Recorded data:
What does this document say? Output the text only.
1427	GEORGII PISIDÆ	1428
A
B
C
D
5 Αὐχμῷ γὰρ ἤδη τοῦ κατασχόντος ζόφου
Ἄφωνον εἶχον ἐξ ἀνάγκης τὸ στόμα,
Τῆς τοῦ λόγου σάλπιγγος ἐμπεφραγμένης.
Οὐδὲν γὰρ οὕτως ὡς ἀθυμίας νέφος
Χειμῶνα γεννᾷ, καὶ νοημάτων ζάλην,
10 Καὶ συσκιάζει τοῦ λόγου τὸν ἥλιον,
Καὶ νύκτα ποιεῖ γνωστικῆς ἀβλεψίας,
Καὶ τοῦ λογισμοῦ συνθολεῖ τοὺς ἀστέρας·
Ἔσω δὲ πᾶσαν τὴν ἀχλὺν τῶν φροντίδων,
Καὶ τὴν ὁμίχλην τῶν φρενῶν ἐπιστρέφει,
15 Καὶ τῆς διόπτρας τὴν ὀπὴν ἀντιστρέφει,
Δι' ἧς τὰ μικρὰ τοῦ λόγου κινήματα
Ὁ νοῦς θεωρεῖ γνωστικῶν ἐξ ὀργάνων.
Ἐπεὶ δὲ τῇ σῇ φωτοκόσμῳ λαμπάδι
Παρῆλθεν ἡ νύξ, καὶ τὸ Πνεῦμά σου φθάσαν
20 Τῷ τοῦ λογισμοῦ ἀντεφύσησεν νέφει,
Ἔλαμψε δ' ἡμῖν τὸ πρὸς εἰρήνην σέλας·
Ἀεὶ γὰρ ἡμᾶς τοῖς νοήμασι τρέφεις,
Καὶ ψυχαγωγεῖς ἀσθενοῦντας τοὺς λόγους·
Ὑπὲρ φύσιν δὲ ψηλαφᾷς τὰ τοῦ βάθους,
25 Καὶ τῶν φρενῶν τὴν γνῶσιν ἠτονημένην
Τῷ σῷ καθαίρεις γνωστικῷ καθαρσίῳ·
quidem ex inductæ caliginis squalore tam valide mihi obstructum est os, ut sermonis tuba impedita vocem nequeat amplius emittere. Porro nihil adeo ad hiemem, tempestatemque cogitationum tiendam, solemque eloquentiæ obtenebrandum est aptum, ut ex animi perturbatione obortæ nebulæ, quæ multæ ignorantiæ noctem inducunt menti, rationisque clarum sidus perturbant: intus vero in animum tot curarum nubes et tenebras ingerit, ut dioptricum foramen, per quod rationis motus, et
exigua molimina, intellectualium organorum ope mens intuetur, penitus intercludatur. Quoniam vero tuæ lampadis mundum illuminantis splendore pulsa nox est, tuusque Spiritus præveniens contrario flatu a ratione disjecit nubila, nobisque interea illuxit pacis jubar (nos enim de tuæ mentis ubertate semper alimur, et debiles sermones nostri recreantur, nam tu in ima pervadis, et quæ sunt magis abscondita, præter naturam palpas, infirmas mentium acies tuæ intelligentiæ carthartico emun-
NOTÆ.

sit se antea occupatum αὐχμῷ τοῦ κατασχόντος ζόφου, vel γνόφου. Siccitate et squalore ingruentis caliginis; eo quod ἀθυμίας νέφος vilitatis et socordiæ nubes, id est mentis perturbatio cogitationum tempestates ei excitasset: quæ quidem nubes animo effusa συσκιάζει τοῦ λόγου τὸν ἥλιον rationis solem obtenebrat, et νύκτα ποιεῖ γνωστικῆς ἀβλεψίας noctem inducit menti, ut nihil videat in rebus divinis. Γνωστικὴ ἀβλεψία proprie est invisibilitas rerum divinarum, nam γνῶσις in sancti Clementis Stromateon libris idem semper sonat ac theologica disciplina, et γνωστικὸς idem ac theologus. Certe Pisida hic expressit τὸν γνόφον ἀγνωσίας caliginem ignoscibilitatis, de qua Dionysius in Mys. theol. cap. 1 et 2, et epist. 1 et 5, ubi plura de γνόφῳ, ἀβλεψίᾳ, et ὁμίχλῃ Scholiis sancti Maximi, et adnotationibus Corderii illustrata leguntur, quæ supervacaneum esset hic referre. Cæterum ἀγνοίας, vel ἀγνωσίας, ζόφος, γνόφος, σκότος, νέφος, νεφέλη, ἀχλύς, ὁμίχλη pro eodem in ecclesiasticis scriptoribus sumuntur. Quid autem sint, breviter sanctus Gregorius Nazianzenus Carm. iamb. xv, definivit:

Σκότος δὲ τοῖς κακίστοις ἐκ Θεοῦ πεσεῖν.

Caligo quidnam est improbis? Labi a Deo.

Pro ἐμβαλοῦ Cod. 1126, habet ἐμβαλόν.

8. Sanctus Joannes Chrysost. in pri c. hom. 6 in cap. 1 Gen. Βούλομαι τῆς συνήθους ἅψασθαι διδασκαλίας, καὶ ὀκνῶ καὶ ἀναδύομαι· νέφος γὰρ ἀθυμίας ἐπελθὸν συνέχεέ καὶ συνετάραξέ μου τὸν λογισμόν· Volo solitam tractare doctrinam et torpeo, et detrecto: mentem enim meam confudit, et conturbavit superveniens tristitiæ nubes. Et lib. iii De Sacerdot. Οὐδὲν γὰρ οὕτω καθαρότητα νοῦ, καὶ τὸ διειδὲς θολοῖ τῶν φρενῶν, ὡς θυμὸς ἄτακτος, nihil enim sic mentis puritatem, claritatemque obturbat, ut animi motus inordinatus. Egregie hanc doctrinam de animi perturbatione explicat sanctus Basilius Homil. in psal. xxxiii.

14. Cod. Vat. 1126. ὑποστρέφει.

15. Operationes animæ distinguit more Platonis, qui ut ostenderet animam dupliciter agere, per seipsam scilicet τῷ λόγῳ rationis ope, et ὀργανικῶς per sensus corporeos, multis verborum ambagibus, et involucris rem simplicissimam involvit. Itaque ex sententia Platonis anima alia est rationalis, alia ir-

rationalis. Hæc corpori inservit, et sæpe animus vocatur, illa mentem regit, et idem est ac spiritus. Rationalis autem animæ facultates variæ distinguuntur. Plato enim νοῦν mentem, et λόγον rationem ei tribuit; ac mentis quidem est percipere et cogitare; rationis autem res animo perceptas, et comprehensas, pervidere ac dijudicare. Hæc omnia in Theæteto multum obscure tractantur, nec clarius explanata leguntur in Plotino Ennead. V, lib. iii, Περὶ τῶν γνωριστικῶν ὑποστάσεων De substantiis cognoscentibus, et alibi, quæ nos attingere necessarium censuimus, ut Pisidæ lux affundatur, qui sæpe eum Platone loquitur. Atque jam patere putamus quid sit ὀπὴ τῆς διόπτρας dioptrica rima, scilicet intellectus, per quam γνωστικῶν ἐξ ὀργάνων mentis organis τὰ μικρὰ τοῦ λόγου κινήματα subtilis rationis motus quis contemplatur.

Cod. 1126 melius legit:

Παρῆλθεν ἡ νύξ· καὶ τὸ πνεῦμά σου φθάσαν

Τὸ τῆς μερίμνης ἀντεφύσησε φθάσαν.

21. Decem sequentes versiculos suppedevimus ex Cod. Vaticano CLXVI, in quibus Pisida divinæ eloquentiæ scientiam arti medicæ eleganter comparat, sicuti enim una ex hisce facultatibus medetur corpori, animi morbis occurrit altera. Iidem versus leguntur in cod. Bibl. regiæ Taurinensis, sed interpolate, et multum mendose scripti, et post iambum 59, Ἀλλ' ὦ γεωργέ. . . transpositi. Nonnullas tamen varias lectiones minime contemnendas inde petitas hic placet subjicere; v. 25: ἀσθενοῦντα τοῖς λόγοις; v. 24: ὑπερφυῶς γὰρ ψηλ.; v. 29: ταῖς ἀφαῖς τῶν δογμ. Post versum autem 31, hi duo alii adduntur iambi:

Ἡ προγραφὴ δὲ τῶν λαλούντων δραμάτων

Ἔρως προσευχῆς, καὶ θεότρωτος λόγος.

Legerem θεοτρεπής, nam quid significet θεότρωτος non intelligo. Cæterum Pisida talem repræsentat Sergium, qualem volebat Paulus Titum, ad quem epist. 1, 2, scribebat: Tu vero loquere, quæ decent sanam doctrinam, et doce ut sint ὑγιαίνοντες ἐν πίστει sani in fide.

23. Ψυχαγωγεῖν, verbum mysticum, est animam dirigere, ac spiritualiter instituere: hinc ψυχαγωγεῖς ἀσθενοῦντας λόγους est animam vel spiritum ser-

GOAL: Only a number is needed: how many lines of the material above contain "θεότρωτος"?

FINAL ANSWER: 2